■ Work required
Read the records and gather each line that includes "lateral".

■ Given information
========================================================================

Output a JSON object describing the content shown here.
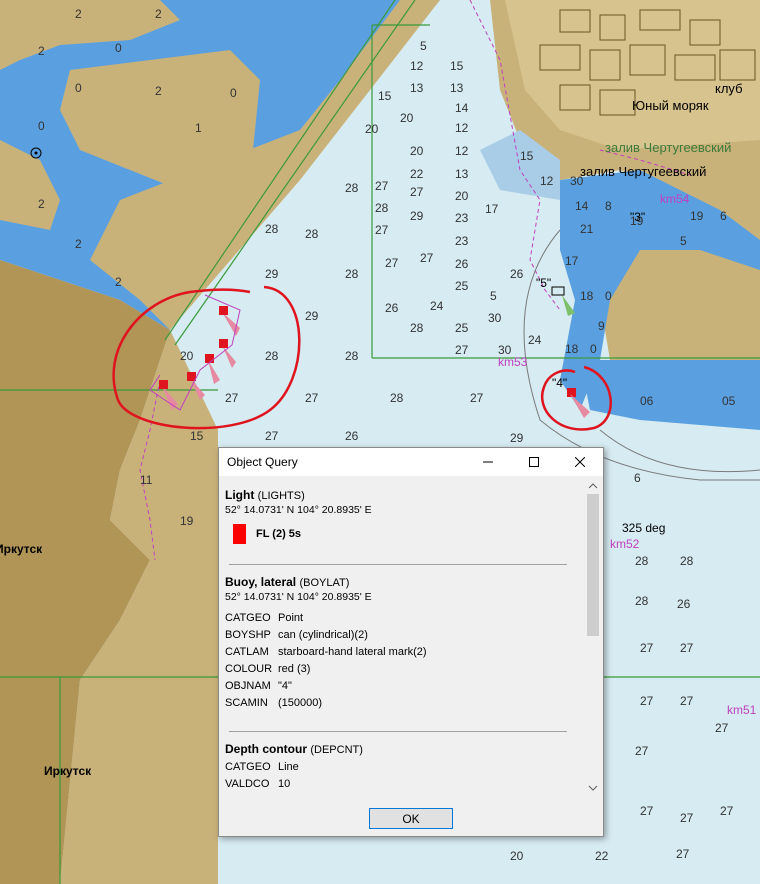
{
  "map": {
    "city_label": "Иркутск",
    "bearing_label": "325 deg",
    "buoy_label": "\"4\"",
    "buoy_label_2": "\"5\"",
    "buoy_label_3": "\"3\"",
    "settlement_1": "Юный моряк",
    "settlement_2": "залив Чертугеевский",
    "settlement_3": "клуб",
    "km_labels": [
      "km54",
      "km53",
      "km52",
      "km51"
    ],
    "colors": {
      "water_deep": "#d6ebf2",
      "water_shallow": "#5aa0e0",
      "land": "#c9b27a",
      "urban": "#b09556",
      "annotation_red": "#e0141e",
      "magenta": "#c040c0",
      "grid_green": "#3a9a3a"
    }
  },
  "dialog": {
    "title": "Object Query",
    "ok_label": "OK",
    "sections": [
      {
        "name": "Light",
        "class": "(LIGHTS)",
        "coord": "52° 14.0731' N 104° 20.8935' E",
        "light_text": "FL (2) 5s",
        "light_color": "#ff0000"
      },
      {
        "name": "Buoy, lateral",
        "class": "(BOYLAT)",
        "coord": "52° 14.0731' N 104° 20.8935' E",
        "attrs": [
          {
            "k": "CATGEO",
            "v": "Point"
          },
          {
            "k": "BOYSHP",
            "v": "can (cylindrical)(2)"
          },
          {
            "k": "CATLAM",
            "v": "starboard-hand lateral mark(2)"
          },
          {
            "k": "COLOUR",
            "v": "red (3)"
          },
          {
            "k": "OBJNAM",
            "v": "\"4\""
          },
          {
            "k": "SCAMIN",
            "v": "(150000)"
          }
        ]
      },
      {
        "name": "Depth contour",
        "class": "(DEPCNT)",
        "attrs": [
          {
            "k": "CATGEO",
            "v": "Line"
          },
          {
            "k": "VALDCO",
            "v": "10"
          }
        ]
      }
    ]
  }
}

========================================================================

■ Task result
        "name": "Buoy, lateral",
            "v": "starboard-hand lateral mark(2)"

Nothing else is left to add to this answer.